* [What the exercise asks]: Report all lines from the entries below in which "ᠬᠠᠷᠢᠯᠴᠠᠭ" appears.

***** Source material

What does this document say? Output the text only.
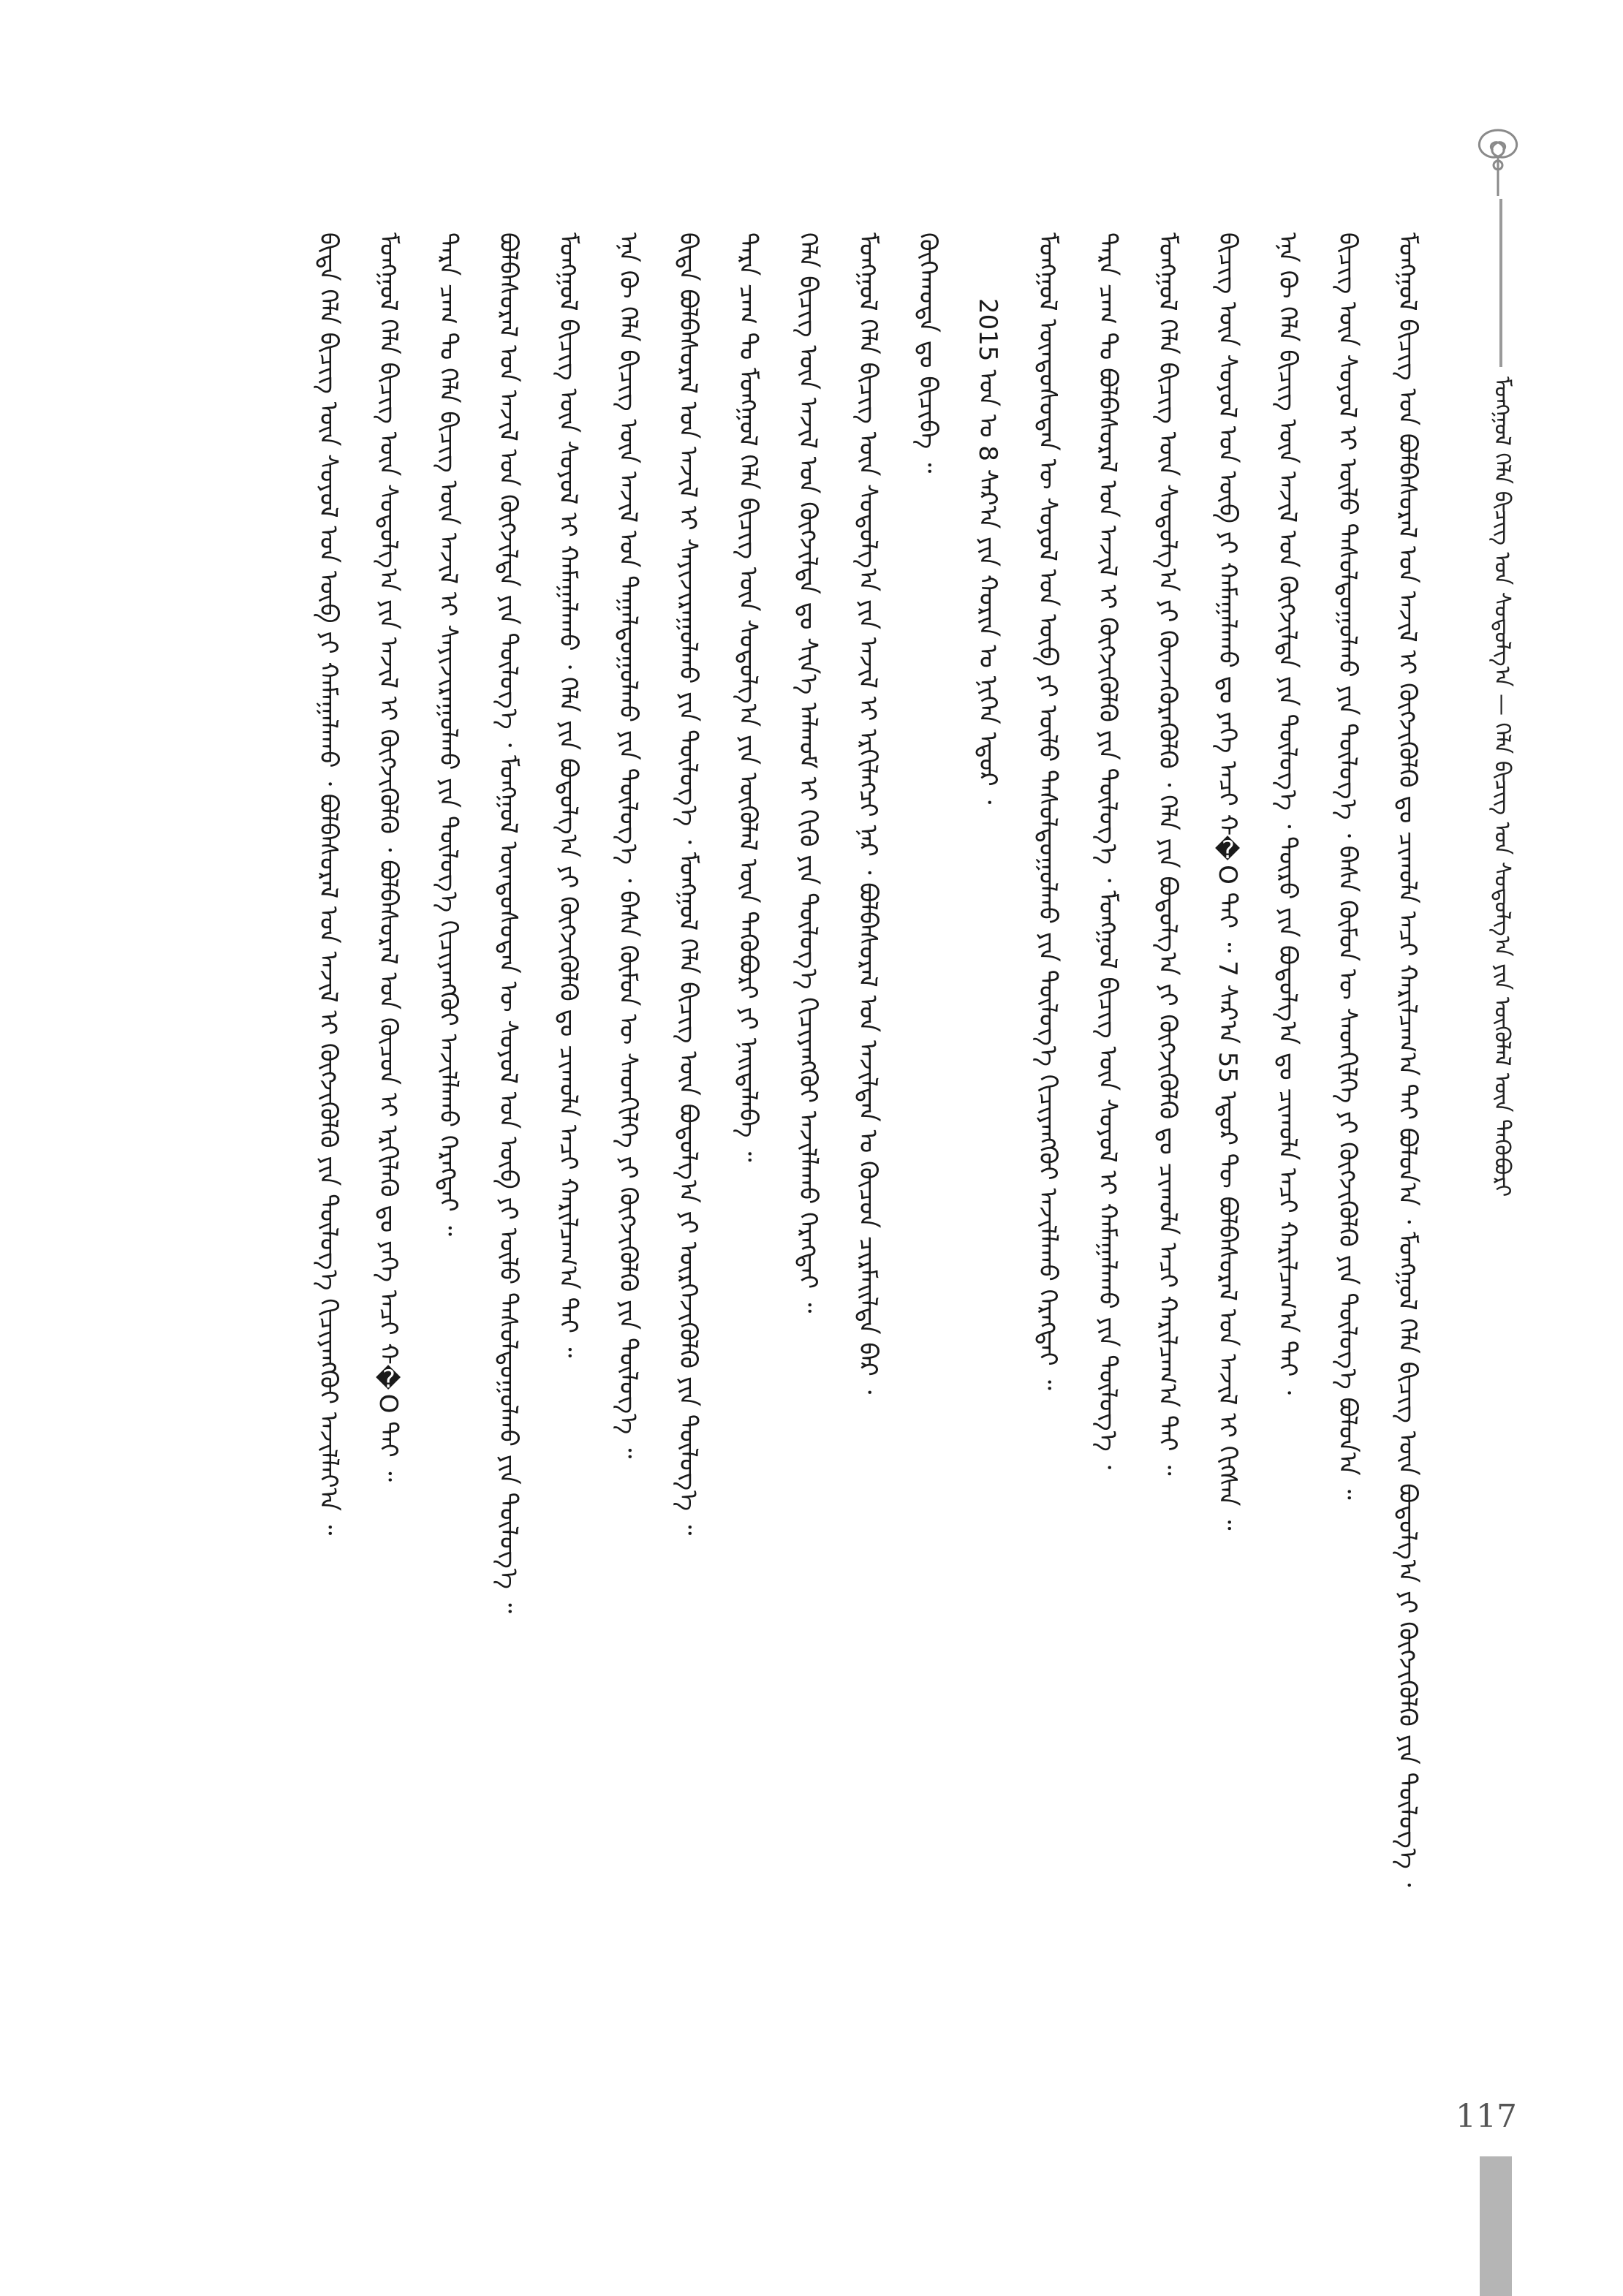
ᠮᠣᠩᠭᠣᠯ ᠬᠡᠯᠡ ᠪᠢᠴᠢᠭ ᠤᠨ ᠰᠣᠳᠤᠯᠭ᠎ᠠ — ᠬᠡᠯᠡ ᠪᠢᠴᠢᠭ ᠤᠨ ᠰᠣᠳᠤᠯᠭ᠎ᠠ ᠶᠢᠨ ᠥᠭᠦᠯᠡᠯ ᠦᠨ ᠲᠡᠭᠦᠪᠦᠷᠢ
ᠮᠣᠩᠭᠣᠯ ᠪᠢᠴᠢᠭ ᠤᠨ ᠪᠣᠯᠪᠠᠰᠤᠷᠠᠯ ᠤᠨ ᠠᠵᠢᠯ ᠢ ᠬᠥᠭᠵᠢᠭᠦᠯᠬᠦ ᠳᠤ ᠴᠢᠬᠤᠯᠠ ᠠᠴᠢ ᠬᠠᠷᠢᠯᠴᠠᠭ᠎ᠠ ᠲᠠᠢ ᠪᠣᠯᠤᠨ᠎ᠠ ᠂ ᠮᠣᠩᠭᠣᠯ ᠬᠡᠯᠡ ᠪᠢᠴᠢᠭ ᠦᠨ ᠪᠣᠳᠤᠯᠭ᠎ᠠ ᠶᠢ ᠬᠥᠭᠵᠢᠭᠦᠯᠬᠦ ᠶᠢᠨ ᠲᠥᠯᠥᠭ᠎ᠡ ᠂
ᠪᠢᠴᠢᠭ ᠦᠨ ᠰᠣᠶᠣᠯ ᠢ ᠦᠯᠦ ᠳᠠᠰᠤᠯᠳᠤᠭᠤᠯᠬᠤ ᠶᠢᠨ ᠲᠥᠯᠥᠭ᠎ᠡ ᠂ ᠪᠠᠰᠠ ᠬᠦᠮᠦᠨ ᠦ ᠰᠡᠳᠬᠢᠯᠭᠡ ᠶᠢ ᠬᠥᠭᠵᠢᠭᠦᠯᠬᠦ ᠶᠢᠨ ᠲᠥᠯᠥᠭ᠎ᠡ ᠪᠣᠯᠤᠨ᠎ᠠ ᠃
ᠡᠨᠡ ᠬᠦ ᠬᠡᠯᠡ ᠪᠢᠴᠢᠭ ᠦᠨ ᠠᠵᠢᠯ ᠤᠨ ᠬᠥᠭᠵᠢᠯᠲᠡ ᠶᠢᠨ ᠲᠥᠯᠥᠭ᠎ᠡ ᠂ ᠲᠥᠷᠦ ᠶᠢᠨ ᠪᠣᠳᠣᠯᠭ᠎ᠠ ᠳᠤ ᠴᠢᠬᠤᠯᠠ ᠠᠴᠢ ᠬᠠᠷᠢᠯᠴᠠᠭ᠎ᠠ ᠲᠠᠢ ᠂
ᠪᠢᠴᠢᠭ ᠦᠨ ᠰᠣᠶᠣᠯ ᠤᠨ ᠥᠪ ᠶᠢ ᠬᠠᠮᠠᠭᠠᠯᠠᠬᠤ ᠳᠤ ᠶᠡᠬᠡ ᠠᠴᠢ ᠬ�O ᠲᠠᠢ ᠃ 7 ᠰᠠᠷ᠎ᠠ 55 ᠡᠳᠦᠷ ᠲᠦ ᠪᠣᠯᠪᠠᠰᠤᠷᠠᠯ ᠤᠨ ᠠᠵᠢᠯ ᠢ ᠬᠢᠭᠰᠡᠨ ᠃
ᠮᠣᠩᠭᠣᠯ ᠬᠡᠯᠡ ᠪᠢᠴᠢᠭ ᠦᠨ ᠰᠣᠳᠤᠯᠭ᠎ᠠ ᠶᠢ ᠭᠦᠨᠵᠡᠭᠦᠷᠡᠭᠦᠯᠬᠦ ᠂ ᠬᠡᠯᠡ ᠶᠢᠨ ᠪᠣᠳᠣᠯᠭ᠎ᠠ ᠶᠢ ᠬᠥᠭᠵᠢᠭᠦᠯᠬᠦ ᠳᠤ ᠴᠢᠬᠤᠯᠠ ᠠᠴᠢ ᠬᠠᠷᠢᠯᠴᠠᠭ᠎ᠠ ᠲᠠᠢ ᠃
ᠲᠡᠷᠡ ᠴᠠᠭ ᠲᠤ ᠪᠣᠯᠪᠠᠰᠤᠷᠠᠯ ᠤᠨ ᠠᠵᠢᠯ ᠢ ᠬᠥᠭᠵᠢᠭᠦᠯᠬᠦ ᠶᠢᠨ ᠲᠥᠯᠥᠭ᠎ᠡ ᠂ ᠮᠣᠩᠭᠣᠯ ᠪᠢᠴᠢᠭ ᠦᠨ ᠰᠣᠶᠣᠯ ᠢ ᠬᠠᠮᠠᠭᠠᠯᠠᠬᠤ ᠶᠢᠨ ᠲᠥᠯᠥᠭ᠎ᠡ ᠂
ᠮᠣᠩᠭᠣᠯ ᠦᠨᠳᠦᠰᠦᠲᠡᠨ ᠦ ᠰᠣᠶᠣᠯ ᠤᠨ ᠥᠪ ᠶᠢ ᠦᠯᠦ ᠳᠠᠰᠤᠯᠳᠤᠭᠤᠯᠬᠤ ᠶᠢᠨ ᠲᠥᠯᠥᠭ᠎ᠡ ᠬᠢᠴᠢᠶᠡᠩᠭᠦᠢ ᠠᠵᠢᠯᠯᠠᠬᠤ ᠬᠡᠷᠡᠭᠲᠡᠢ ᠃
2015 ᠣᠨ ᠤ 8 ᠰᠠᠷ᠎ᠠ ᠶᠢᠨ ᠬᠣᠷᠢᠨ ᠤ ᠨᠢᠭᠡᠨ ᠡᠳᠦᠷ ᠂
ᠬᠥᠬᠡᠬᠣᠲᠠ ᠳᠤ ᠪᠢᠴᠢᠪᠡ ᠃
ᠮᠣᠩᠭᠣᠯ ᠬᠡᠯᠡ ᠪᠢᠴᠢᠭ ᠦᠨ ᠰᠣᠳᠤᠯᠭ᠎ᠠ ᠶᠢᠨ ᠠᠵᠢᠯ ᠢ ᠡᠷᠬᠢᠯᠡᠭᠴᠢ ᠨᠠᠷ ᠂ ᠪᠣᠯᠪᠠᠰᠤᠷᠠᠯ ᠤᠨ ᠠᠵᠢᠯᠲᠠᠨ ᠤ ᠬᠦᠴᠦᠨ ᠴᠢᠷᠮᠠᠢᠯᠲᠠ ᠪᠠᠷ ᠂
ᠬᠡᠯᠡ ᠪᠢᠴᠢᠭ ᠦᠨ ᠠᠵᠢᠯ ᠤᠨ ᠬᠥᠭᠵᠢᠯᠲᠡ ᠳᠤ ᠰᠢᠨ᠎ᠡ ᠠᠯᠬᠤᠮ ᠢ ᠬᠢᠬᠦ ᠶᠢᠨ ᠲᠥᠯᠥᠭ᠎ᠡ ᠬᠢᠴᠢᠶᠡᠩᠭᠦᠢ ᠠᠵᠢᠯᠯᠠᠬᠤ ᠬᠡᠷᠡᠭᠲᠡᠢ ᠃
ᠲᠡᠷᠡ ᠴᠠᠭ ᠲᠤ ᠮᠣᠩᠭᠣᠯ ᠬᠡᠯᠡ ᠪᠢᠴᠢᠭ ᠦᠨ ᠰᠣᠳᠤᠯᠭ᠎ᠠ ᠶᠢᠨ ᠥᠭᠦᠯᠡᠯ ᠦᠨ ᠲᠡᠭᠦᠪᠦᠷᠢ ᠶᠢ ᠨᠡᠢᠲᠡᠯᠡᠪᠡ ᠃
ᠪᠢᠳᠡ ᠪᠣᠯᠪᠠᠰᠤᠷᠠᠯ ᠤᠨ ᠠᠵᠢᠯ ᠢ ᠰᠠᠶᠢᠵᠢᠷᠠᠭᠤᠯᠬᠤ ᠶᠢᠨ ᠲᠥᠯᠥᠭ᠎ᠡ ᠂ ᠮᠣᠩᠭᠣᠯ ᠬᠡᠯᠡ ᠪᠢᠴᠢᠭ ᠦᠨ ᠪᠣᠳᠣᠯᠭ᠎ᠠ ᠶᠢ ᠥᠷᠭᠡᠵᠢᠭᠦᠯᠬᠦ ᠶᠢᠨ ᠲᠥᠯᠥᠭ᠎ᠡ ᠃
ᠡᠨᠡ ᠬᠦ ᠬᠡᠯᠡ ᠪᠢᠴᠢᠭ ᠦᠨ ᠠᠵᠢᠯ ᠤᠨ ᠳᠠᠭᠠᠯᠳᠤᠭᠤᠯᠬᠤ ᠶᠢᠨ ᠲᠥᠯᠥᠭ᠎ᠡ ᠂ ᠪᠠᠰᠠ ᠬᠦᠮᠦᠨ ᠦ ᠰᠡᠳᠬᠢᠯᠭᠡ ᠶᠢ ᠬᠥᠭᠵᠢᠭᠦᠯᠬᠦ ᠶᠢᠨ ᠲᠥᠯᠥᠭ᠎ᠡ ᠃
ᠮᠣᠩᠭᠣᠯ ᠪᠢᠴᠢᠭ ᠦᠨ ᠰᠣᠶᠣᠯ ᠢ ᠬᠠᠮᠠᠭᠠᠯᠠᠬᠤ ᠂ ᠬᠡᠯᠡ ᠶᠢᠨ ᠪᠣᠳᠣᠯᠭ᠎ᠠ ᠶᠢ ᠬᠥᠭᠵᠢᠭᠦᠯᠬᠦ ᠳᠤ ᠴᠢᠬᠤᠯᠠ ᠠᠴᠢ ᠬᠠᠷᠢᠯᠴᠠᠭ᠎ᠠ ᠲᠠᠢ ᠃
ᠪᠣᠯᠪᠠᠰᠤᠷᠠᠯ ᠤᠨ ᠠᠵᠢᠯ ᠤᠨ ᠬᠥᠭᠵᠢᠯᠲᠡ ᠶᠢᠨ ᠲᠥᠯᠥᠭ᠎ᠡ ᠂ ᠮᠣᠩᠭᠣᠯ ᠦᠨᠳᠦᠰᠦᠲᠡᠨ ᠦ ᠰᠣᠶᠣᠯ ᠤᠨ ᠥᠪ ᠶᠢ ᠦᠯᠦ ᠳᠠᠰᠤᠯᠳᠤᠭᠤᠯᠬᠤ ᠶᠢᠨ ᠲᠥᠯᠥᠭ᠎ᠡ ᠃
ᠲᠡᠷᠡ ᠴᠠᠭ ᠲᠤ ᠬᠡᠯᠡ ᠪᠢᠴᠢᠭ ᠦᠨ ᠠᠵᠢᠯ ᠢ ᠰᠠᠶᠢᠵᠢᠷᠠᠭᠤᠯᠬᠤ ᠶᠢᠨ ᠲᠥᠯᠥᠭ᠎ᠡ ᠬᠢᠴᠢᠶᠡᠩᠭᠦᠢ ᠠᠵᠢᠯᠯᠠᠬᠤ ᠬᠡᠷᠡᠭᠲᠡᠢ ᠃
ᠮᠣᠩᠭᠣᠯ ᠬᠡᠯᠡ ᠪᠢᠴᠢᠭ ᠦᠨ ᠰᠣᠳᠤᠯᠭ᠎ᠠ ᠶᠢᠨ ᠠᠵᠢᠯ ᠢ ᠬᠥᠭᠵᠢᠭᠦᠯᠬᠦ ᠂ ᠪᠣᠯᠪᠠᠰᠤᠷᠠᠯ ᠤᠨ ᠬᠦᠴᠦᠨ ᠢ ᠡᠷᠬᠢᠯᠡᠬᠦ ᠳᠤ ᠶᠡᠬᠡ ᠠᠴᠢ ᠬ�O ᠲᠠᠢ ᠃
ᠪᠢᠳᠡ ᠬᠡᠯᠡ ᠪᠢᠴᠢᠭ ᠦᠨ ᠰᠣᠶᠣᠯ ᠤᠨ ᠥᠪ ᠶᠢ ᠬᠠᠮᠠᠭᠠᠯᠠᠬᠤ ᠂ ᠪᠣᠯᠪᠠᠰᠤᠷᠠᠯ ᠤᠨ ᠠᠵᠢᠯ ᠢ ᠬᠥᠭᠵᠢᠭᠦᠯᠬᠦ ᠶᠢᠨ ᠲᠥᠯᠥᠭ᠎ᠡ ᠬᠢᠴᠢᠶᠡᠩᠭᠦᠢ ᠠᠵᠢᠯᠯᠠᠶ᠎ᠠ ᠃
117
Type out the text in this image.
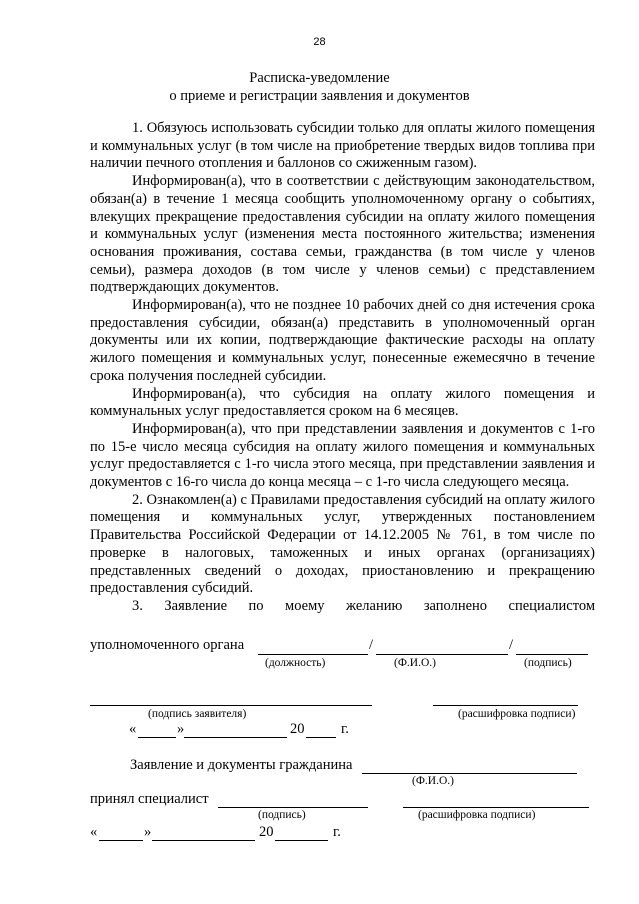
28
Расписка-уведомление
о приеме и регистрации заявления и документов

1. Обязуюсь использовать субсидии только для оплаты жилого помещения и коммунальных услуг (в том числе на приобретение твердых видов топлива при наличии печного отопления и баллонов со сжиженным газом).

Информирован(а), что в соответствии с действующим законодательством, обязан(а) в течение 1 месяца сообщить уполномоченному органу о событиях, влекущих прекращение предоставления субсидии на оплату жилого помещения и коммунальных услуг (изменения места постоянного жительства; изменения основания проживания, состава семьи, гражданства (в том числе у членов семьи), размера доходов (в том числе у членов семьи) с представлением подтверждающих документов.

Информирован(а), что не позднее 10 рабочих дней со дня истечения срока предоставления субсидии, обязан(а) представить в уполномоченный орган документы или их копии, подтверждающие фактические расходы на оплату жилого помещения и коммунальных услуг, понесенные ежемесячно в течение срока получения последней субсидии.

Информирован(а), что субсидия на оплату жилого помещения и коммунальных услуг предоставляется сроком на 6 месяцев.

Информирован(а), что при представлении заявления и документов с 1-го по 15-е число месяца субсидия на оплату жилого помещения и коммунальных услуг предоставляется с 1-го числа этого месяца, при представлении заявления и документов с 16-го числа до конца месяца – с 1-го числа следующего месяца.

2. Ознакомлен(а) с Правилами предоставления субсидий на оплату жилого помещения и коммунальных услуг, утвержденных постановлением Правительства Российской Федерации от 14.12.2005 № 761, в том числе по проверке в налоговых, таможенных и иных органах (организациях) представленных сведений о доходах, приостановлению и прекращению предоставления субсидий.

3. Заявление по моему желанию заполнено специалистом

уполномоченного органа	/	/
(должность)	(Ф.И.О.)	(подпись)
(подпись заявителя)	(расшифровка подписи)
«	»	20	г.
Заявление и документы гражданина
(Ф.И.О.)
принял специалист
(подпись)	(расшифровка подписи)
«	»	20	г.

**********

* [Output for this task]:
ᠮᠣᠩᠭᠣᠯ ᠪᠢᠴᠢᠭ ᠤᠨ ᠪᠣᠯᠪᠠᠰᠤᠷᠠᠯ ᠤᠨ ᠠᠵᠢᠯ ᠢ ᠬᠥᠭᠵᠢᠭᠦᠯᠬᠦ ᠳᠤ ᠴᠢᠬᠤᠯᠠ ᠠᠴᠢ ᠬᠠᠷᠢᠯᠴᠠᠭ᠎ᠠ ᠲᠠᠢ ᠪᠣᠯᠤᠨ᠎ᠠ ᠂ ᠮᠣᠩᠭᠣᠯ ᠬᠡᠯᠡ ᠪᠢᠴᠢᠭ ᠦᠨ ᠪᠣᠳᠤᠯᠭ᠎ᠠ ᠶᠢ ᠬᠥᠭᠵᠢᠭᠦᠯᠬᠦ ᠶᠢᠨ ᠲᠥᠯᠥᠭ᠎ᠡ ᠂
ᠡᠨᠡ ᠬᠦ ᠬᠡᠯᠡ ᠪᠢᠴᠢᠭ ᠦᠨ ᠠᠵᠢᠯ ᠤᠨ ᠬᠥᠭᠵᠢᠯᠲᠡ ᠶᠢᠨ ᠲᠥᠯᠥᠭ᠎ᠡ ᠂ ᠲᠥᠷᠦ ᠶᠢᠨ ᠪᠣᠳᠣᠯᠭ᠎ᠠ ᠳᠤ ᠴᠢᠬᠤᠯᠠ ᠠᠴᠢ ᠬᠠᠷᠢᠯᠴᠠᠭ᠎ᠠ ᠲᠠᠢ ᠂
ᠮᠣᠩᠭᠣᠯ ᠬᠡᠯᠡ ᠪᠢᠴᠢᠭ ᠦᠨ ᠰᠣᠳᠤᠯᠭ᠎ᠠ ᠶᠢ ᠭᠦᠨᠵᠡᠭᠦᠷᠡᠭᠦᠯᠬᠦ ᠂ ᠬᠡᠯᠡ ᠶᠢᠨ ᠪᠣᠳᠣᠯᠭ᠎ᠠ ᠶᠢ ᠬᠥᠭᠵᠢᠭᠦᠯᠬᠦ ᠳᠤ ᠴᠢᠬᠤᠯᠠ ᠠᠴᠢ ᠬᠠᠷᠢᠯᠴᠠᠭ᠎ᠠ ᠲᠠᠢ ᠃
ᠮᠣᠩᠭᠣᠯ ᠪᠢᠴᠢᠭ ᠦᠨ ᠰᠣᠶᠣᠯ ᠢ ᠬᠠᠮᠠᠭᠠᠯᠠᠬᠤ ᠂ ᠬᠡᠯᠡ ᠶᠢᠨ ᠪᠣᠳᠣᠯᠭ᠎ᠠ ᠶᠢ ᠬᠥᠭᠵᠢᠭᠦᠯᠬᠦ ᠳᠤ ᠴᠢᠬᠤᠯᠠ ᠠᠴᠢ ᠬᠠᠷᠢᠯᠴᠠᠭ᠎ᠠ ᠲᠠᠢ ᠃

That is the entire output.